§ **Records provided**:
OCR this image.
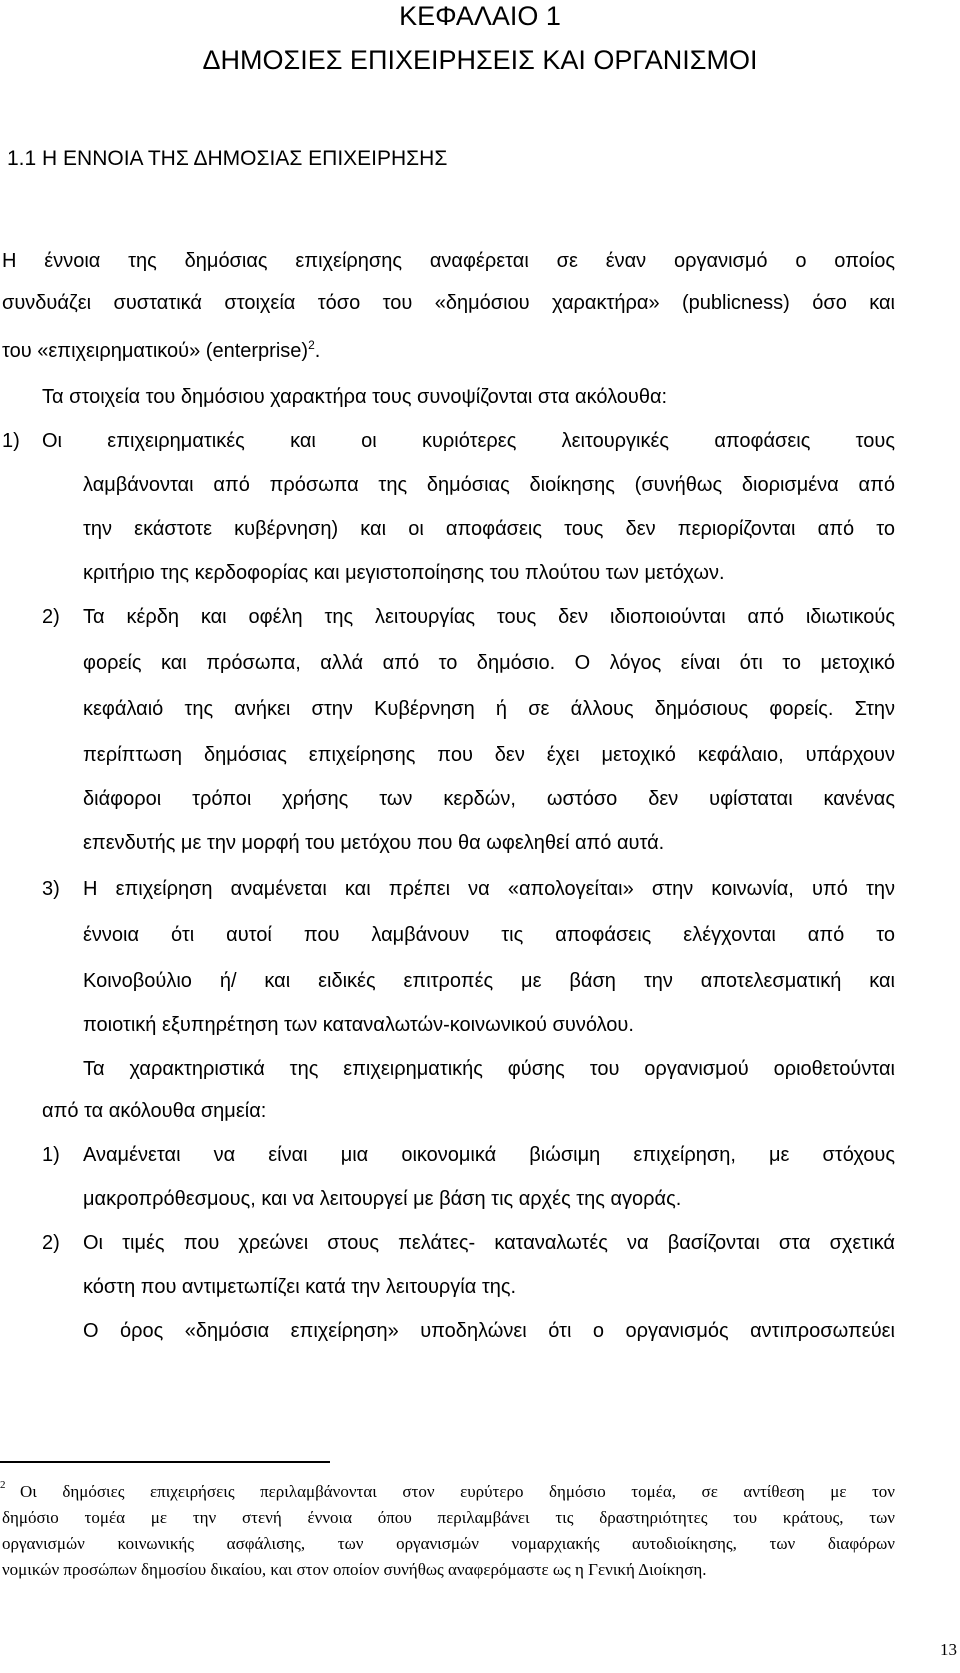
ΚΕΦΑΛΑΙΟ 1
ΔΗΜΟΣΙΕΣ ΕΠΙΧΕΙΡΗΣΕΙΣ ΚΑΙ ΟΡΓΑΝΙΣΜΟΙ
1.1 Η ΕΝΝΟΙΑ ΤΗΣ ΔΗΜΟΣΙΑΣ ΕΠΙΧΕΙΡΗΣΗΣ
Η έννοια της δημόσιας επιχείρησης αναφέρεται σε έναν οργανισμό ο οποίος
συνδυάζει συστατικά στοιχεία τόσο του «δημόσιου χαρακτήρα» (publicness) όσο και
του «επιχειρηματικού» (enterprise)$^2$.
Τα στοιχεία του δημόσιου χαρακτήρα τους συνοψίζονται στα ακόλουθα:
1) Οι επιχειρηματικές και οι κυριότερες λειτουργικές αποφάσεις τους
λαμβάνονται από πρόσωπα της δημόσιας διοίκησης (συνήθως διορισμένα από
την εκάστοτε κυβέρνηση) και οι αποφάσεις τους δεν περιορίζονται από το
κριτήριο της κερδοφορίας και μεγιστοποίησης του πλούτου των μετόχων.
2) Τα κέρδη και οφέλη της λειτουργίας τους δεν ιδιοποιούνται από ιδιωτικούς
φορείς και πρόσωπα, αλλά από το δημόσιο. Ο λόγος είναι ότι το μετοχικό
κεφάλαιό της ανήκει στην Κυβέρνηση ή σε άλλους δημόσιους φορείς. Στην
περίπτωση δημόσιας επιχείρησης που δεν έχει μετοχικό κεφάλαιο, υπάρχουν
διάφοροι τρόποι χρήσης των κερδών, ωστόσο δεν υφίσταται κανένας
επενδυτής με την μορφή του μετόχου που θα ωφεληθεί από αυτά.
3) Η επιχείρηση αναμένεται και πρέπει να «απολογείται» στην κοινωνία, υπό την
έννοια ότι αυτοί που λαμβάνουν τις αποφάσεις ελέγχονται από το
Κοινοβούλιο ή/ και ειδικές επιτροπές με βάση την αποτελεσματική και
ποιοτική εξυπηρέτηση των καταναλωτών-κοινωνικού συνόλου.
Τα χαρακτηριστικά της επιχειρηματικής φύσης του οργανισμού οριοθετούνται
από τα ακόλουθα σημεία:
1) Αναμένεται να είναι μια οικονομικά βιώσιμη επιχείρηση, με στόχους
μακροπρόθεσμους, και να λειτουργεί με βάση τις αρχές της αγοράς.
2) Οι τιμές που χρεώνει στους πελάτες- καταναλωτές να βασίζονται στα σχετικά
κόστη που αντιμετωπίζει κατά την λειτουργία της.
Ο όρος «δημόσια επιχείρηση» υποδηλώνει ότι ο οργανισμός αντιπροσωπεύει
$^2$ Οι δημόσιες επιχειρήσεις περιλαμβάνονται στον ευρύτερο δημόσιο τομέα, σε αντίθεση με τον
δημόσιο τομέα με την στενή έννοια όπου περιλαμβάνει τις δραστηριότητες του κράτους, των
οργανισμών κοινωνικής ασφάλισης, των οργανισμών νομαρχιακής αυτοδιοίκησης, των διαφόρων
νομικών προσώπων δημοσίου δικαίου, και στον οποίον συνήθως αναφερόμαστε ως η Γενική Διοίκηση.
13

§ **Your instructions**:
Scan the material above. Copy each line where "είναι" occurs.

§ **The reply**:
φορείς και πρόσωπα, αλλά από το δημόσιο. Ο λόγος είναι ότι το μετοχικό
1) Αναμένεται να είναι μια οικονομικά βιώσιμη επιχείρηση, με στόχους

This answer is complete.